Requirement 1 →
Please return the records verbatim, starting at their very first line and ending at the line that contains "222, 448, 270]".

Passage provided →
__________

If feminism was losing its way as a unified political movement, it was increasingly making its presence felt in universities as feminists recognized the powerful role of educational institutions in shaping cultural values and meanings. Women's studies departments and programs were established from the late 1960s onward as academic feminists sought to transform the androcentric basis of knowledge production and to challenge the omission of female perspectives. By the early 1980s women's studies had been an established field for over a decade, despite considerable hostility from those feminist activists who viewed it as a regrettable alliance with establishment values and a depoliticization of feminism. However, feminist theory did distinguish itself from mainstream academic scholarship by emphasizing its overtly political nature and its commitment to social, epistemological, and material change; feminist religious studies were no exception.

Content: Feminism and religious studies

Ursula King has noted the invisibility of religious studies within feminist and women's studies curricula and anthologies, and this can be attributed to the prevalent assumption among feminists that religion had little to offer women (Ursula King, 1990a, p. 275; 1995, pp. 219220). Nonetheless some scholars working in the 1970s and 1980s, influenced by the insights of the women's liberation movement, began to examine religious traditions critically, at first in confessional contexts and then in the secular study of religions. June O'Connor has summarized their efforts as "rereading, reconceiving, and reconstruction" informed by questions regarding "women as subject," "sensitivity to and criticism of the manner in which [religious] traditions have been studied and formulated," and a concern with "our scholarly angles of vision, our research methods and approaches" (O'Connor, 1989, pp. 101102). Accordingly four main preoccupations characterized work in the field during this period:

  1. scholars exposed the androcentrism and misogyny of the Christian and, to a lesser extent, the Jewish traditions;
  2. women were identified as a legitimate category of analysis as well as active agents of religious practice and study, with women's experiences being promoted as a credible and corrective hermeneutical tool;
  3. new forms of female-centered religiosity were explored;
  4. epistemological and methodological tools were developed in order to challenge the androcentric bias of mainstream scholarship in theology and religious studies.

__________

Information supplied →
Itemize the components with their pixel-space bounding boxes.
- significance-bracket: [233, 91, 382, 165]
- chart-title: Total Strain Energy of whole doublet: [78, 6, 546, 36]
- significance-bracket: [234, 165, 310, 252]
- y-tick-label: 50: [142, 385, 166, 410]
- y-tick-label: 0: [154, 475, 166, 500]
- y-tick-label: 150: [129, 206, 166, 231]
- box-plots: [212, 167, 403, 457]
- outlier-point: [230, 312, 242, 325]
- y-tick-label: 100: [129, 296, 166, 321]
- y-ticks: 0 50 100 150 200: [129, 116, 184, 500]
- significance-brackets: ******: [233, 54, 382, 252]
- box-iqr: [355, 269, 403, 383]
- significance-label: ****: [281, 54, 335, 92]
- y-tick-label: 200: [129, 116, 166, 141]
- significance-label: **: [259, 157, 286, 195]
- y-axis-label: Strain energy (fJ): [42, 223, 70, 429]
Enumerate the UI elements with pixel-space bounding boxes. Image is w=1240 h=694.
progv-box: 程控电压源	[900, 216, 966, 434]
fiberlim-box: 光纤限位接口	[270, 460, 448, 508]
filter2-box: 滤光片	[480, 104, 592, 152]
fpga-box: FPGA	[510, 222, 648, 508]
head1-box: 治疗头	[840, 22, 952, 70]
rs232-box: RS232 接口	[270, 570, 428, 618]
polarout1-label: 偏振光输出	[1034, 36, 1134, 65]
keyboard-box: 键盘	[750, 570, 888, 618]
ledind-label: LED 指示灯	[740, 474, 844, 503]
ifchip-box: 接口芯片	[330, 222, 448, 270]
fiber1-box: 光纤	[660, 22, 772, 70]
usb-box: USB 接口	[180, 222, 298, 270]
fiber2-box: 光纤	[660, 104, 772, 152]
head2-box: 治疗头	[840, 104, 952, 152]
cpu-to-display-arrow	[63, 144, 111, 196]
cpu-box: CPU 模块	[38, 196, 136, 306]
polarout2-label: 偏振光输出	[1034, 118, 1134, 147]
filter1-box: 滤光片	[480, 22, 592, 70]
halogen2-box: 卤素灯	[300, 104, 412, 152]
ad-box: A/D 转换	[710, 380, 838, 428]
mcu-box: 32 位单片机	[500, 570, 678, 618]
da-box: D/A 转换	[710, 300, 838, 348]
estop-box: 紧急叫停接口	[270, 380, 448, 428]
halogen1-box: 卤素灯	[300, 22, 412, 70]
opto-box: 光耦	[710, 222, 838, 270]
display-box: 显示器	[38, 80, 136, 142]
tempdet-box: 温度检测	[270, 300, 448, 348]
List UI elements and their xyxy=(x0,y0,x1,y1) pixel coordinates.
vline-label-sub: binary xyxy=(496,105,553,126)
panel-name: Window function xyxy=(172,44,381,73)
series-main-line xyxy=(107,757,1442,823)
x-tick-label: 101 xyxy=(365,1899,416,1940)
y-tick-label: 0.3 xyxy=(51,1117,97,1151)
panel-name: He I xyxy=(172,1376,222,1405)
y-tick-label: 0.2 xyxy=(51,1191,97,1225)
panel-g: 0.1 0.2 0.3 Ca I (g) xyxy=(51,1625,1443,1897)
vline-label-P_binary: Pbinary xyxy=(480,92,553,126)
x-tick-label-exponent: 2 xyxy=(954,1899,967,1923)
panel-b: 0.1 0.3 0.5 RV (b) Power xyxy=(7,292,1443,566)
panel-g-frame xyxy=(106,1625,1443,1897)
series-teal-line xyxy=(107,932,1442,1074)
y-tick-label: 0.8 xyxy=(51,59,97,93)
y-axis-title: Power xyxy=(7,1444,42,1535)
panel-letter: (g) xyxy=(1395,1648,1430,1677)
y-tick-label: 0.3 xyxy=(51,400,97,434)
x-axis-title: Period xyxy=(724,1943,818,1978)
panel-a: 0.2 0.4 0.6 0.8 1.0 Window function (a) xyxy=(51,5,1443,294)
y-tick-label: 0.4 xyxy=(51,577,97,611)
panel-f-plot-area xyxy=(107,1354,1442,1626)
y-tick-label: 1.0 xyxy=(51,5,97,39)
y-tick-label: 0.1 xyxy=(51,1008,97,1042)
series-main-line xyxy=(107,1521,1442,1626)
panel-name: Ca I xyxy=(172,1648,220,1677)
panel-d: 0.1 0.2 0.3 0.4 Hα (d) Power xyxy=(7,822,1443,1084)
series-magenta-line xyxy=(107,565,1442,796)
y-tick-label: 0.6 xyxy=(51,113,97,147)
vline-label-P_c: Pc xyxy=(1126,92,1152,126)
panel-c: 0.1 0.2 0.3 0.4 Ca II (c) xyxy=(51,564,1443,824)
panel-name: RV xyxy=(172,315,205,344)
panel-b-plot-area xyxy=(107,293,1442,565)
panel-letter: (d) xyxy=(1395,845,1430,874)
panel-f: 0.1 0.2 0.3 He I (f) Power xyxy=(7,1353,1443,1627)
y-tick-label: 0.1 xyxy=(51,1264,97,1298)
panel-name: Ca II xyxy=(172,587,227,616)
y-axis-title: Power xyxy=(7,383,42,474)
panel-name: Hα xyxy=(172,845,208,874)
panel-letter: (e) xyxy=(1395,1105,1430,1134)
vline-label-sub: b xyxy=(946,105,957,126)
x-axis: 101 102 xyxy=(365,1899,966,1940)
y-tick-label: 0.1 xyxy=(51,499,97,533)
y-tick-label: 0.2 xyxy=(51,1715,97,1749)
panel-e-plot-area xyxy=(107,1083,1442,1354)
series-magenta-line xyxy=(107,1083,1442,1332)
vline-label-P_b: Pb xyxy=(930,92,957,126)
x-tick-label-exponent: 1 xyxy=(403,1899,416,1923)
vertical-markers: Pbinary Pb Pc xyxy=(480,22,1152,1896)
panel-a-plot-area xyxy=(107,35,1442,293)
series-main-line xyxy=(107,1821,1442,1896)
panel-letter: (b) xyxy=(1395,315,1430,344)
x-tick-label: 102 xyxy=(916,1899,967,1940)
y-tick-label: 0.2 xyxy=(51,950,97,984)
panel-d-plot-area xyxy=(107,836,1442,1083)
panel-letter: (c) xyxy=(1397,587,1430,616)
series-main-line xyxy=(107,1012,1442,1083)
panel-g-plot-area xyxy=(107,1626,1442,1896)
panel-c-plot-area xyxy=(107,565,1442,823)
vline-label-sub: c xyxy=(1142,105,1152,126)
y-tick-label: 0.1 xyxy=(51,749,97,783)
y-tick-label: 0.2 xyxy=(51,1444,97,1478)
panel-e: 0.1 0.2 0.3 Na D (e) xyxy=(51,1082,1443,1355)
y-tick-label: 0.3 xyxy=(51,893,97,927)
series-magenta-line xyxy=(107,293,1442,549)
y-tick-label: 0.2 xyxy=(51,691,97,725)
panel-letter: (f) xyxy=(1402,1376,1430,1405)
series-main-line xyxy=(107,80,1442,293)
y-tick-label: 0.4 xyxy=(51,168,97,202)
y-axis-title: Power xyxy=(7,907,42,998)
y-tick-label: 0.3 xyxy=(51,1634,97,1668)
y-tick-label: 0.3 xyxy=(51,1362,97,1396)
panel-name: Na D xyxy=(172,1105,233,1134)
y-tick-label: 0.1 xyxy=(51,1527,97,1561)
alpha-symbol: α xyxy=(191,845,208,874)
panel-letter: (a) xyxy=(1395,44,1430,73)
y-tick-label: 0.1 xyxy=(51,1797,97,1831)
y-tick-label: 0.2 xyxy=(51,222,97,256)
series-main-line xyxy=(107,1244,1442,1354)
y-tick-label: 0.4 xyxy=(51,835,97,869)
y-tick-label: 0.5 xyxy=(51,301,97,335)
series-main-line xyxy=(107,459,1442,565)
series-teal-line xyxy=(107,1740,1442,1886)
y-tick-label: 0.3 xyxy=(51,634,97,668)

__________

Requirement 2 →
Resume the passage on feminism and religious studies, picking up right after its final numbered point.

Expected output 1 →
Itemize the components with their pixel-space bounding boxes.
- significance-bracket: [233, 91, 382, 165]
- chart-title: Total Strain Energy of whole doublet: [78, 6, 546, 36]
- significance-bracket: [234, 165, 310, 252]
- y-tick-label: 50: [142, 385, 166, 410]
- y-tick-label: 0: [154, 475, 166, 500]
- y-tick-label: 150: [129, 206, 166, 231]
- box-plots: [212, 167, 403, 457]
- outlier-point: [230, 312, 242, 325]
- y-tick-label: 100: [129, 296, 166, 321]
- y-ticks: 0 50 100 150 200: [129, 116, 184, 500]
- significance-brackets: ******: [233, 54, 382, 252]
- box-iqr: [355, 269, 403, 383]
- significance-label: ****: [281, 54, 335, 92]
- y-tick-label: 200: [129, 116, 166, 141]
- significance-label: **: [259, 157, 286, 195]
- y-axis-label: Strain energy (fJ): [42, 223, 70, 429]
Enumerate the UI elements with pixel-space bounding boxes. Image is w=1240 h=694.
progv-box: 程控电压源	[900, 216, 966, 434]
fiberlim-box: 光纤限位接口	[270, 460, 448, 508]
filter2-box: 滤光片	[480, 104, 592, 152]
fpga-box: FPGA	[510, 222, 648, 508]
head1-box: 治疗头	[840, 22, 952, 70]
rs232-box: RS232 接口	[270, 570, 428, 618]
polarout1-label: 偏振光输出	[1034, 36, 1134, 65]
keyboard-box: 键盘	[750, 570, 888, 618]
ledind-label: LED 指示灯	[740, 474, 844, 503]
ifchip-box: 接口芯片	[330, 222, 448, 270]

Expected output 2 →
Scholars began theological reflection from an engaged, although expressly critical, stance and initiated a movement away from the presentation of divinity as male within Christianity and Judaism. The quest was initially a personal and religious one: a question of finding, reshaping, and transforming symbols of divinity that would legitimize women's experiences and produce a positive sense of female identity.

Mary Daly's The Church and the Second Sex (1968) was a milestone, inaugurating a new era of feminist theological reflection marked by the systematic critique and reformulation of Christian doctrine from the perspective of women's experience. Following Daly, writers like Rosemary Radford Ruether (1983b, 1985), Elisabeth Schüssler Fiorenza (1983), and Judith Plaskow (1990) contributed to a lively and wide-ranging discourse based explicitly around the spiritual needs of contemporary women and the need to reform Christianity and Judaism from the standpoint of feminism.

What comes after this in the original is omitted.